Saved data entries

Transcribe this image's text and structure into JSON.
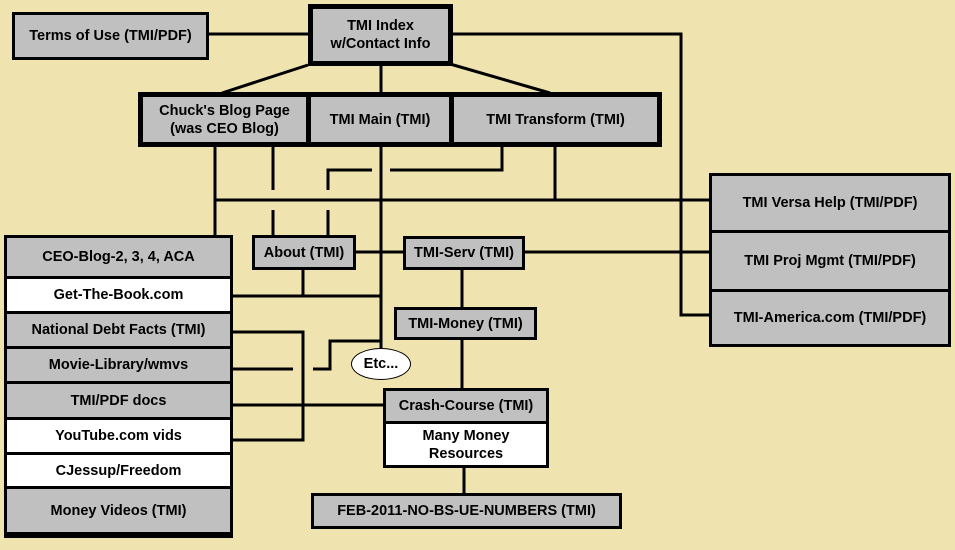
{
  "diagram": {
    "background_color": "#efe3b0",
    "box_color": "#c0c0c0",
    "highlight_box_color": "#ffffff",
    "nodes": {
      "terms_of_use": "Terms of Use (TMI/PDF)",
      "tmi_index_line1": "TMI Index",
      "tmi_index_line2": "w/Contact Info",
      "chucks_blog_line1": "Chuck's Blog Page",
      "chucks_blog_line2": "(was CEO Blog)",
      "tmi_main": "TMI Main (TMI)",
      "tmi_transform": "TMI Transform (TMI)",
      "about": "About (TMI)",
      "tmi_serv": "TMI-Serv (TMI)",
      "tmi_money": "TMI-Money (TMI)",
      "etc": "Etc...",
      "crash_course": "Crash-Course (TMI)",
      "many_money_line1": "Many Money",
      "many_money_line2": "Resources",
      "feb_2011": "FEB-2011-NO-BS-UE-NUMBERS (TMI)"
    },
    "left_stack": [
      {
        "label": "CEO-Blog-2, 3, 4, ACA",
        "highlight": false
      },
      {
        "label": "Get-The-Book.com",
        "highlight": true
      },
      {
        "label": "National Debt Facts (TMI)",
        "highlight": false
      },
      {
        "label": "Movie-Library/wmvs",
        "highlight": false
      },
      {
        "label": "TMI/PDF docs",
        "highlight": false
      },
      {
        "label": "YouTube.com vids",
        "highlight": true
      },
      {
        "label": "CJessup/Freedom",
        "highlight": true
      },
      {
        "label": "Money Videos (TMI)",
        "highlight": false
      }
    ],
    "right_stack": [
      {
        "label": "TMI Versa Help (TMI/PDF)"
      },
      {
        "label": "TMI Proj Mgmt (TMI/PDF)"
      },
      {
        "label": "TMI-America.com (TMI/PDF)"
      }
    ]
  }
}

WRITTEN EXERCISE: Leave out the pictures and restate everything else word for word.

THE OUTPUT:
Transcribe this image's text and structure into JSON.
{
  "diagram": {
    "background_color": "#efe3b0",
    "box_color": "#c0c0c0",
    "highlight_box_color": "#ffffff",
    "nodes": {
      "terms_of_use": "Terms of Use (TMI/PDF)",
      "tmi_index_line1": "TMI Index",
      "tmi_index_line2": "w/Contact Info",
      "chucks_blog_line1": "Chuck's Blog Page",
      "chucks_blog_line2": "(was CEO Blog)",
      "tmi_main": "TMI Main (TMI)",
      "tmi_transform": "TMI Transform (TMI)",
      "about": "About (TMI)",
      "tmi_serv": "TMI-Serv (TMI)",
      "tmi_money": "TMI-Money (TMI)",
      "etc": "Etc...",
      "crash_course": "Crash-Course (TMI)",
      "many_money_line1": "Many Money",
      "many_money_line2": "Resources",
      "feb_2011": "FEB-2011-NO-BS-UE-NUMBERS (TMI)"
    },
    "left_stack": [
      {
        "label": "CEO-Blog-2, 3, 4, ACA",
        "highlight": false
      },
      {
        "label": "Get-The-Book.com",
        "highlight": true
      },
      {
        "label": "National Debt Facts (TMI)",
        "highlight": false
      },
      {
        "label": "Movie-Library/wmvs",
        "highlight": false
      },
      {
        "label": "TMI/PDF docs",
        "highlight": false
      },
      {
        "label": "YouTube.com vids",
        "highlight": true
      },
      {
        "label": "CJessup/Freedom",
        "highlight": true
      },
      {
        "label": "Money Videos (TMI)",
        "highlight": false
      }
    ],
    "right_stack": [
      {
        "label": "TMI Versa Help (TMI/PDF)"
      },
      {
        "label": "TMI Proj Mgmt (TMI/PDF)"
      },
      {
        "label": "TMI-America.com (TMI/PDF)"
      }
    ]
  }
}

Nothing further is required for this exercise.